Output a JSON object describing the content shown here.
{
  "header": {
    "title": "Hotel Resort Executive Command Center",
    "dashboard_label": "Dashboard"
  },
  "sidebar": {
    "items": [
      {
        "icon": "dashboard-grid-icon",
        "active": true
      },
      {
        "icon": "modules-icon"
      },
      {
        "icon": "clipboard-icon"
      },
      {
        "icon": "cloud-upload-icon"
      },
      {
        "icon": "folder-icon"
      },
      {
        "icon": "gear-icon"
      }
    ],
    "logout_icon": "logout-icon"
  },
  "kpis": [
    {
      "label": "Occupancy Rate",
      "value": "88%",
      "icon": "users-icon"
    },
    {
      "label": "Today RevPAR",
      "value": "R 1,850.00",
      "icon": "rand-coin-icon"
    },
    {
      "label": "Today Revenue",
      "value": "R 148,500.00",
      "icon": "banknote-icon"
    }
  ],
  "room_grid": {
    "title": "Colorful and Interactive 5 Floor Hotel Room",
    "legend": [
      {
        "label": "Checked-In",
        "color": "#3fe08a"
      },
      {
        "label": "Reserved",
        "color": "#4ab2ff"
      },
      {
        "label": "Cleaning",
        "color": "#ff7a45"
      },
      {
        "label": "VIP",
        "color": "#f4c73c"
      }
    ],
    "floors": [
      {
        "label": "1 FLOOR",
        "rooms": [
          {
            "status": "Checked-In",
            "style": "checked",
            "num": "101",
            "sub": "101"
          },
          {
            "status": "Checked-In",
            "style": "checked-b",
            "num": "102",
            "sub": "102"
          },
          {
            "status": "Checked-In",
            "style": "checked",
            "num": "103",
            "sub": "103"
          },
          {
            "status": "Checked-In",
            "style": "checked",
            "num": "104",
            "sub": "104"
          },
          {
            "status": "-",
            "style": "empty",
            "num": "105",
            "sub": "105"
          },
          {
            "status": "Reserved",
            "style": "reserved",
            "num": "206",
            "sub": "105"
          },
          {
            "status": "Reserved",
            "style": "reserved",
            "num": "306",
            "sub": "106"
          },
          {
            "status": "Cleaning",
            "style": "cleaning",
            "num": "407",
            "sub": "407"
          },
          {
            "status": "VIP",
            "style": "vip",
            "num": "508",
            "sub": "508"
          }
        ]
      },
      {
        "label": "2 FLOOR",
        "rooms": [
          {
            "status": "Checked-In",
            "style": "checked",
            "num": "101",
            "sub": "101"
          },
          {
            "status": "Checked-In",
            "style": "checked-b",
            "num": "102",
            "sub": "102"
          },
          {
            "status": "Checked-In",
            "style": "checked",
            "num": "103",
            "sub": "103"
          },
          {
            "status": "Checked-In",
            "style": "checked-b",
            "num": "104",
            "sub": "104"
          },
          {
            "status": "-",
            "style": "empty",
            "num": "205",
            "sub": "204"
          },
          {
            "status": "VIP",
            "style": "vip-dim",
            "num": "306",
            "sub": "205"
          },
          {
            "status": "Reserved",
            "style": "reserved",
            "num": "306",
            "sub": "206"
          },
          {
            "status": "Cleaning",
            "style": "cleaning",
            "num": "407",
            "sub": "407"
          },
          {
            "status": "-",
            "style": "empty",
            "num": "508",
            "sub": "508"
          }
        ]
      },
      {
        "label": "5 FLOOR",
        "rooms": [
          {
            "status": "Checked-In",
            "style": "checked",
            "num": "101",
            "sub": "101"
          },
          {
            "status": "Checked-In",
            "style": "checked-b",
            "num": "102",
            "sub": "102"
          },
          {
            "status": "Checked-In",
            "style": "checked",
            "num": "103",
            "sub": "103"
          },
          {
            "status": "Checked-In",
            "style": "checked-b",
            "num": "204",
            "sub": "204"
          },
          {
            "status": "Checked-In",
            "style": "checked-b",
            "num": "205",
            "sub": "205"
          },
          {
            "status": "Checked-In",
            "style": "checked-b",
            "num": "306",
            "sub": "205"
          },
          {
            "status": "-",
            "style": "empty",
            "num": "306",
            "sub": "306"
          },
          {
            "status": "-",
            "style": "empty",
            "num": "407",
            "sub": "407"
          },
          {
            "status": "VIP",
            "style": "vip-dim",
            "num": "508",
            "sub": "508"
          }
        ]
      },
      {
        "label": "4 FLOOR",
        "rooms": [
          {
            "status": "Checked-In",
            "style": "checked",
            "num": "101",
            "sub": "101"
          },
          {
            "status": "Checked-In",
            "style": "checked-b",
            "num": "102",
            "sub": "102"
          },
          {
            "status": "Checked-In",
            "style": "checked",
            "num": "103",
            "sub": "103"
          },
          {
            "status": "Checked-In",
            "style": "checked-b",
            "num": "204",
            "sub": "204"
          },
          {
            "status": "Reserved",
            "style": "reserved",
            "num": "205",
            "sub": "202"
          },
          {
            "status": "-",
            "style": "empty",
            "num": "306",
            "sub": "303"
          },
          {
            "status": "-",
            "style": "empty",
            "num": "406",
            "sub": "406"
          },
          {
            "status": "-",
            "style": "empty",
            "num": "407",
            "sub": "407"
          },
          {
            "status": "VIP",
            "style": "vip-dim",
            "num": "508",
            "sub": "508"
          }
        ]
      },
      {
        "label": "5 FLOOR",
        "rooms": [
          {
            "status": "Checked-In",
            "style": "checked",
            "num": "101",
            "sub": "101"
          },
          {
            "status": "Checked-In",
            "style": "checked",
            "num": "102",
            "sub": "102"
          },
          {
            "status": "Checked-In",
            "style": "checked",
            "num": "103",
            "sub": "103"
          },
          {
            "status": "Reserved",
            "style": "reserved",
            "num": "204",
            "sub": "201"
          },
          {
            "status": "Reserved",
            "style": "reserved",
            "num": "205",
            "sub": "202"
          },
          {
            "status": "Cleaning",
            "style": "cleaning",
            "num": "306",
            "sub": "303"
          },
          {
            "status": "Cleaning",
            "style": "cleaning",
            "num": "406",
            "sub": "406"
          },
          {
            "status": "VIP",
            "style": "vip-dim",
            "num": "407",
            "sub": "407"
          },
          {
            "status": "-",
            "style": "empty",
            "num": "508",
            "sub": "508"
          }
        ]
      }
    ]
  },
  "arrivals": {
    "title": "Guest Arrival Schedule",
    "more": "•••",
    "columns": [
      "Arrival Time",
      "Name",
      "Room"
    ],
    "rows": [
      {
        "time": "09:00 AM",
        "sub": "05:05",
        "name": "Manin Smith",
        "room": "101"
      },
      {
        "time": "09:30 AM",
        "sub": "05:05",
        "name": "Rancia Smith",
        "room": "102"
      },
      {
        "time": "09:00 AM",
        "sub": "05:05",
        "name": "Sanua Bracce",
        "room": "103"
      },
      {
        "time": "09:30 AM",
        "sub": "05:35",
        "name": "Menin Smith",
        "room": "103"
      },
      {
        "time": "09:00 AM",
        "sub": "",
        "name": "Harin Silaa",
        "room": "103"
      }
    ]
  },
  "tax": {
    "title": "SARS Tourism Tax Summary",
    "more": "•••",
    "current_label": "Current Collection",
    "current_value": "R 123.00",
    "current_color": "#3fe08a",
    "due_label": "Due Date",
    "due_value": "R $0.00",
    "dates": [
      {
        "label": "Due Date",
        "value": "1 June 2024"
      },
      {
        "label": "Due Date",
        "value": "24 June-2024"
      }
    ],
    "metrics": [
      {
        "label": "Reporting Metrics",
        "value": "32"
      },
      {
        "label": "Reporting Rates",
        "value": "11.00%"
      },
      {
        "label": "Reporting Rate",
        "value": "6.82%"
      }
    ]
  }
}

....................

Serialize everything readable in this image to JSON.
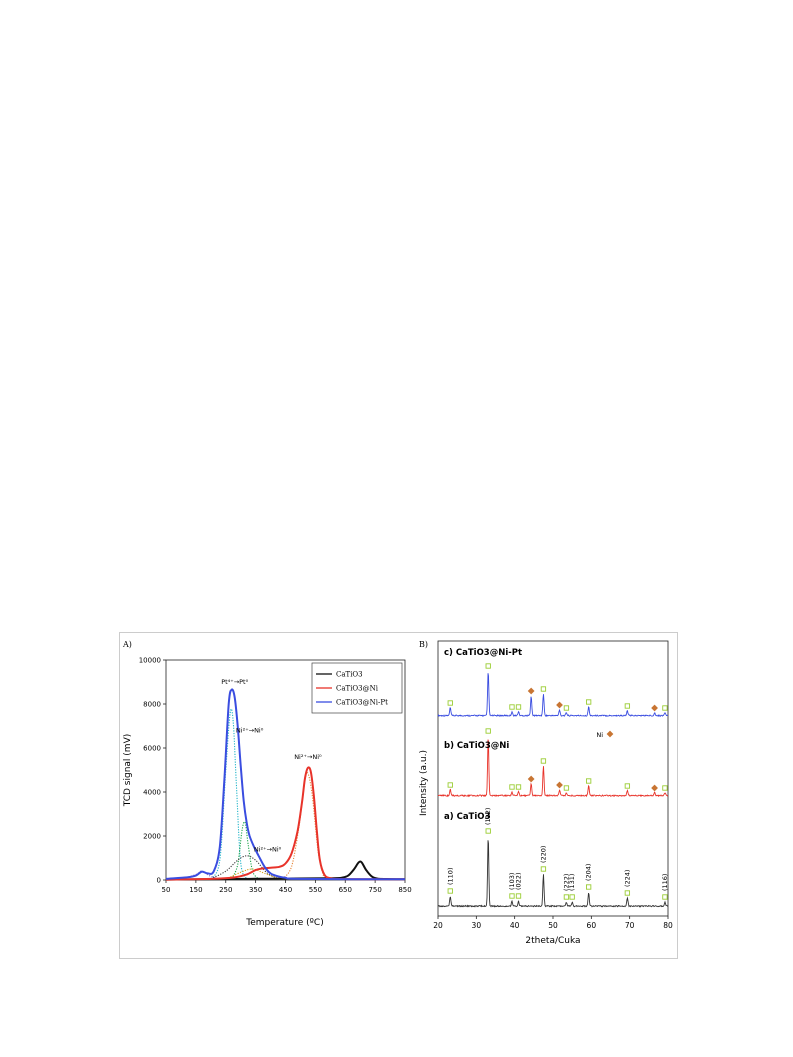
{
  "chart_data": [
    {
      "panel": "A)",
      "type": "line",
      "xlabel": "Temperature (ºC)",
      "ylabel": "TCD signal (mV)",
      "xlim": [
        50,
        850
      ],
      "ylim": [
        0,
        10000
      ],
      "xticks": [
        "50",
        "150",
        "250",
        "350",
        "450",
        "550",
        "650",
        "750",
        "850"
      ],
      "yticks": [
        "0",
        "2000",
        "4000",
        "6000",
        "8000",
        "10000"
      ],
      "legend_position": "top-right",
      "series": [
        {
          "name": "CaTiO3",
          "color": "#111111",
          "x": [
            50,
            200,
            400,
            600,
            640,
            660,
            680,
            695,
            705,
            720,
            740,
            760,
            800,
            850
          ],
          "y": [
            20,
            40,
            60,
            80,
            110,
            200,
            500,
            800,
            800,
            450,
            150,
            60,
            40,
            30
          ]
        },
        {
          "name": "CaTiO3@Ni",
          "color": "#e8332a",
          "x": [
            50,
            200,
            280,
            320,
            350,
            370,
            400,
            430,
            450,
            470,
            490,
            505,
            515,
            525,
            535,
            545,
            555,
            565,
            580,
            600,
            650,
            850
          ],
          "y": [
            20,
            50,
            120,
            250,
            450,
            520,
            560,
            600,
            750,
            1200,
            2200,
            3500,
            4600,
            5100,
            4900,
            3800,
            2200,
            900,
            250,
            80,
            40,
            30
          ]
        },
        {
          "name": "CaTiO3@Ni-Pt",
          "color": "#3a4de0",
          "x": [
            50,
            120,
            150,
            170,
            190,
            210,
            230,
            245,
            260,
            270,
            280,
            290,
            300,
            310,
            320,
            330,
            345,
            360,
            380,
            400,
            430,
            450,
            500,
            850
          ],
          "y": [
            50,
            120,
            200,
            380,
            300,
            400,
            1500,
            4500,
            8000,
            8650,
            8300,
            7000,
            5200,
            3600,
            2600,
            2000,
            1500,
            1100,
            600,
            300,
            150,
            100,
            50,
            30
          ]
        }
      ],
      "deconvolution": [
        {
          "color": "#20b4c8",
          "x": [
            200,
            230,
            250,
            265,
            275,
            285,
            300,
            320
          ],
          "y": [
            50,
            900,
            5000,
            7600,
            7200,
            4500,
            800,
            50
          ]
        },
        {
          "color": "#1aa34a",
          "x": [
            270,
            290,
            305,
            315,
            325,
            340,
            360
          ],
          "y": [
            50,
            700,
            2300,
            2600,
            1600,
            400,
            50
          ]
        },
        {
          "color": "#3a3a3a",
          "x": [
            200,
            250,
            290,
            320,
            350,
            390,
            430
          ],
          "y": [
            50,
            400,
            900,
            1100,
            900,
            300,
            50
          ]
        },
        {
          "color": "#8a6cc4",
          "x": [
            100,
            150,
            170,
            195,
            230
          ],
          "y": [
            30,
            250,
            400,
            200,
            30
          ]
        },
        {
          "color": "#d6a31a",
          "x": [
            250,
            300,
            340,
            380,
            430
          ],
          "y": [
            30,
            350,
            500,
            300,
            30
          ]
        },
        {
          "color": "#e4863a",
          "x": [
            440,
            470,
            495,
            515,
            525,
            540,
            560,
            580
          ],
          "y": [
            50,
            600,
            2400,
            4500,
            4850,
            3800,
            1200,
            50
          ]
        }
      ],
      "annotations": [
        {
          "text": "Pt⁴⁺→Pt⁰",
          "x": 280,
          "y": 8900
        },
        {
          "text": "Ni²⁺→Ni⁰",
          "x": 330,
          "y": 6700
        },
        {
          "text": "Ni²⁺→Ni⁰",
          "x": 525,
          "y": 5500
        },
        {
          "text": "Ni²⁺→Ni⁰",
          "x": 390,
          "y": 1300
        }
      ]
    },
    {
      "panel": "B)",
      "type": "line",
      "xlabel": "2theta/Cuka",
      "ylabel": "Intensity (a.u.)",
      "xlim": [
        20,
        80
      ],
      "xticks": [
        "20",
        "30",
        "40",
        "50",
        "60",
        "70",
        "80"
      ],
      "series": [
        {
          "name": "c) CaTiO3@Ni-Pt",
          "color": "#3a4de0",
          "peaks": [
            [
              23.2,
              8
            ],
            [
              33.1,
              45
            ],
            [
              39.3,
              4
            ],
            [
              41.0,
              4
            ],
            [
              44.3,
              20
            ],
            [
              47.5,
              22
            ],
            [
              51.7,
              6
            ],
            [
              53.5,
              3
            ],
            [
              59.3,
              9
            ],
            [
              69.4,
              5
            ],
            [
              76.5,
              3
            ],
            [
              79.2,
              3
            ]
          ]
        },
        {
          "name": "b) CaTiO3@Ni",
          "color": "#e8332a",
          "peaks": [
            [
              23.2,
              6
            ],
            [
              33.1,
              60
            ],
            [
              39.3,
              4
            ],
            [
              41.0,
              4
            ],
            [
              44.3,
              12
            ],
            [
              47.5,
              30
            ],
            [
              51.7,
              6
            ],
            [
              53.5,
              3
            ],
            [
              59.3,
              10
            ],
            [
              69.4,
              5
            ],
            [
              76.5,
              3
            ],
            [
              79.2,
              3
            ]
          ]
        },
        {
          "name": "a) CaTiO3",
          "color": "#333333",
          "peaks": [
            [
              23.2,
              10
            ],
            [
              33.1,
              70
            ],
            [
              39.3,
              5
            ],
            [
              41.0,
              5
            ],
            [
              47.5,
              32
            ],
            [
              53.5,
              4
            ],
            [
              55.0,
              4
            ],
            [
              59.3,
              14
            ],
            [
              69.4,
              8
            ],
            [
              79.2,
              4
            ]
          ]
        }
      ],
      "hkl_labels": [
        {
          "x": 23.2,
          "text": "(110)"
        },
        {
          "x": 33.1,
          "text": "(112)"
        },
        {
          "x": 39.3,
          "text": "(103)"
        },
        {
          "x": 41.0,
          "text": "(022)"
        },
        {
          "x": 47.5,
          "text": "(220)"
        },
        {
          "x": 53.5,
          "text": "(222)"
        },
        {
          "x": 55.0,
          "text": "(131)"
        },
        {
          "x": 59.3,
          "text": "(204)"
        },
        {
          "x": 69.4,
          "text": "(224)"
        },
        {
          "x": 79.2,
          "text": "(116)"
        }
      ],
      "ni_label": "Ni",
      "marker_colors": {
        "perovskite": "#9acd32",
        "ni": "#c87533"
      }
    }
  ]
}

....................

§ **WHAT THE EXERCISE ASKS**
Gather up the lines containing the word "Hotel" from these records and copy them.

§ **ANSWER**
    "title": "Hotel Resort Executive Command Center",
    "title": "Colorful and Interactive 5 Floor Hotel Room",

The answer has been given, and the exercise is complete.